— Begin —

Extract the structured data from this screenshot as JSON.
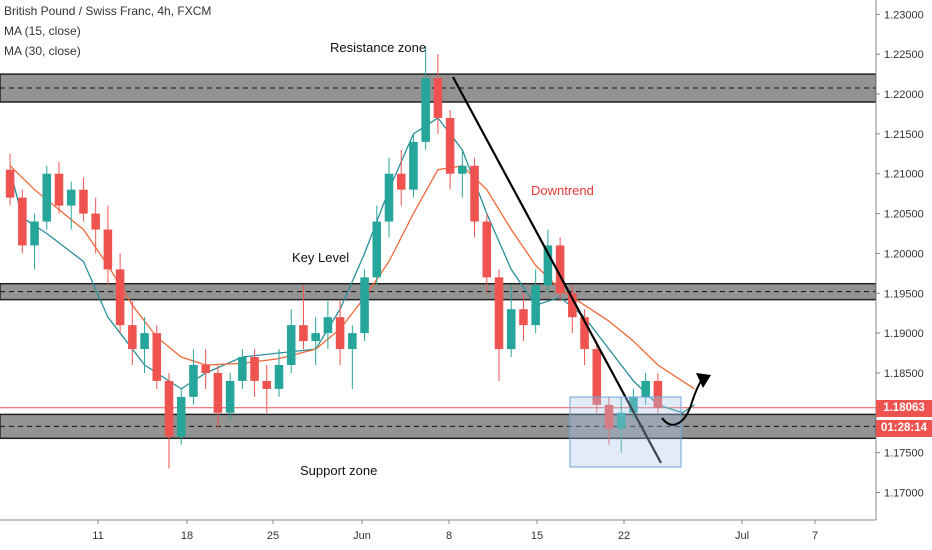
{
  "legend": {
    "title": "British Pound / Swiss Franc, 4h, FXCM",
    "ma15": "MA (15, close)",
    "ma30": "MA (30, close)"
  },
  "annotations": {
    "resistance": "Resistance zone",
    "key_level": "Key Level",
    "support": "Support zone",
    "downtrend": "Downtrend"
  },
  "price_tags": {
    "last": "1.18063",
    "timer": "01:28:14"
  },
  "colors": {
    "up": "#26a69a",
    "down": "#ef5350",
    "ma15": "#2a8f9a",
    "ma30": "#f06a3a",
    "zone": "#808080",
    "box": "#a9c8ea",
    "last_price": "#ef5350",
    "timer": "#ef5350"
  },
  "chart_data": {
    "type": "candlestick",
    "title": "British Pound / Swiss Franc, 4h, FXCM",
    "x_tick_labels": [
      "11",
      "18",
      "25",
      "Jun",
      "8",
      "15",
      "22",
      "Jul",
      "7"
    ],
    "y_tick_labels": [
      "1.23000",
      "1.22500",
      "1.22000",
      "1.21500",
      "1.21000",
      "1.20500",
      "1.20000",
      "1.19500",
      "1.19000",
      "1.18500",
      "1.18000",
      "1.17500",
      "1.17000"
    ],
    "ylim": [
      1.1668,
      1.2318
    ],
    "grid": false,
    "series": [
      {
        "name": "MA (15, close)",
        "approx_path": [
          [
            0,
            1.2105
          ],
          [
            1,
            1.2045
          ],
          [
            3,
            1.2025
          ],
          [
            6,
            1.199
          ],
          [
            8,
            1.192
          ],
          [
            11,
            1.186
          ],
          [
            14,
            1.183
          ],
          [
            16,
            1.185
          ],
          [
            19,
            1.187
          ],
          [
            22,
            1.1875
          ],
          [
            25,
            1.188
          ],
          [
            27,
            1.193
          ],
          [
            29,
            1.2
          ],
          [
            31,
            1.208
          ],
          [
            33,
            1.215
          ],
          [
            35,
            1.217
          ],
          [
            37,
            1.213
          ],
          [
            39,
            1.205
          ],
          [
            41,
            1.198
          ],
          [
            43,
            1.1935
          ],
          [
            45,
            1.1945
          ],
          [
            47,
            1.192
          ],
          [
            49,
            1.188
          ],
          [
            51,
            1.184
          ],
          [
            53,
            1.181
          ],
          [
            55,
            1.18
          ],
          [
            56,
            1.181
          ]
        ]
      },
      {
        "name": "MA (30, close)",
        "approx_path": [
          [
            0,
            1.211
          ],
          [
            2,
            1.208
          ],
          [
            4,
            1.2055
          ],
          [
            6,
            1.203
          ],
          [
            8,
            1.1985
          ],
          [
            10,
            1.1935
          ],
          [
            12,
            1.1895
          ],
          [
            14,
            1.187
          ],
          [
            16,
            1.186
          ],
          [
            19,
            1.1862
          ],
          [
            22,
            1.1868
          ],
          [
            25,
            1.188
          ],
          [
            27,
            1.1905
          ],
          [
            29,
            1.1945
          ],
          [
            31,
            1.199
          ],
          [
            33,
            1.205
          ],
          [
            35,
            1.2105
          ],
          [
            37,
            1.211
          ],
          [
            39,
            1.208
          ],
          [
            41,
            1.203
          ],
          [
            43,
            1.1985
          ],
          [
            45,
            1.1955
          ],
          [
            47,
            1.1935
          ],
          [
            49,
            1.1915
          ],
          [
            51,
            1.189
          ],
          [
            53,
            1.186
          ],
          [
            55,
            1.184
          ],
          [
            56,
            1.183
          ]
        ]
      }
    ],
    "candles": [
      [
        1.2105,
        1.2125,
        1.206,
        1.207
      ],
      [
        1.207,
        1.208,
        1.2,
        1.201
      ],
      [
        1.201,
        1.205,
        1.198,
        1.204
      ],
      [
        1.204,
        1.211,
        1.203,
        1.21
      ],
      [
        1.21,
        1.2115,
        1.205,
        1.206
      ],
      [
        1.206,
        1.209,
        1.203,
        1.208
      ],
      [
        1.208,
        1.2095,
        1.204,
        1.205
      ],
      [
        1.205,
        1.207,
        1.2,
        1.203
      ],
      [
        1.203,
        1.206,
        1.196,
        1.198
      ],
      [
        1.198,
        1.2,
        1.19,
        1.191
      ],
      [
        1.191,
        1.194,
        1.186,
        1.188
      ],
      [
        1.188,
        1.192,
        1.185,
        1.19
      ],
      [
        1.19,
        1.191,
        1.183,
        1.184
      ],
      [
        1.184,
        1.185,
        1.173,
        1.177
      ],
      [
        1.177,
        1.183,
        1.176,
        1.182
      ],
      [
        1.182,
        1.188,
        1.181,
        1.186
      ],
      [
        1.186,
        1.188,
        1.183,
        1.185
      ],
      [
        1.185,
        1.186,
        1.178,
        1.18
      ],
      [
        1.18,
        1.185,
        1.179,
        1.184
      ],
      [
        1.184,
        1.188,
        1.183,
        1.187
      ],
      [
        1.187,
        1.188,
        1.182,
        1.184
      ],
      [
        1.184,
        1.186,
        1.18,
        1.183
      ],
      [
        1.183,
        1.188,
        1.182,
        1.186
      ],
      [
        1.186,
        1.193,
        1.185,
        1.191
      ],
      [
        1.191,
        1.196,
        1.188,
        1.189
      ],
      [
        1.189,
        1.192,
        1.186,
        1.19
      ],
      [
        1.19,
        1.194,
        1.188,
        1.192
      ],
      [
        1.192,
        1.194,
        1.186,
        1.188
      ],
      [
        1.188,
        1.191,
        1.183,
        1.19
      ],
      [
        1.19,
        1.198,
        1.189,
        1.197
      ],
      [
        1.197,
        1.206,
        1.196,
        1.204
      ],
      [
        1.204,
        1.212,
        1.202,
        1.21
      ],
      [
        1.21,
        1.213,
        1.206,
        1.208
      ],
      [
        1.208,
        1.215,
        1.207,
        1.214
      ],
      [
        1.214,
        1.226,
        1.213,
        1.222
      ],
      [
        1.222,
        1.225,
        1.215,
        1.217
      ],
      [
        1.217,
        1.218,
        1.208,
        1.21
      ],
      [
        1.21,
        1.213,
        1.207,
        1.211
      ],
      [
        1.211,
        1.212,
        1.202,
        1.204
      ],
      [
        1.204,
        1.205,
        1.195,
        1.197
      ],
      [
        1.197,
        1.198,
        1.184,
        1.188
      ],
      [
        1.188,
        1.196,
        1.187,
        1.193
      ],
      [
        1.193,
        1.195,
        1.189,
        1.191
      ],
      [
        1.191,
        1.198,
        1.19,
        1.196
      ],
      [
        1.196,
        1.203,
        1.195,
        1.201
      ],
      [
        1.201,
        1.202,
        1.194,
        1.195
      ],
      [
        1.195,
        1.196,
        1.19,
        1.192
      ],
      [
        1.192,
        1.193,
        1.186,
        1.188
      ],
      [
        1.188,
        1.189,
        1.18,
        1.181
      ],
      [
        1.181,
        1.182,
        1.176,
        1.178
      ],
      [
        1.178,
        1.182,
        1.175,
        1.18
      ],
      [
        1.18,
        1.183,
        1.179,
        1.182
      ],
      [
        1.182,
        1.185,
        1.181,
        1.184
      ],
      [
        1.184,
        1.185,
        1.18,
        1.1806
      ]
    ],
    "zones": [
      {
        "name": "Resistance zone",
        "from": 1.219,
        "to": 1.2225
      },
      {
        "name": "Key Level",
        "from": 1.1942,
        "to": 1.1962
      },
      {
        "name": "Support zone",
        "from": 1.1768,
        "to": 1.1798
      }
    ],
    "last_price": 1.18063
  }
}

— End —

» What needs to be done:
Note each line of the entries that has "name" in it, and copy those lines.

» Full output:
        "name": "MA (15, close)",
        "name": "MA (30, close)",
        "name": "Resistance zone",
        "name": "Key Level",
        "name": "Support zone",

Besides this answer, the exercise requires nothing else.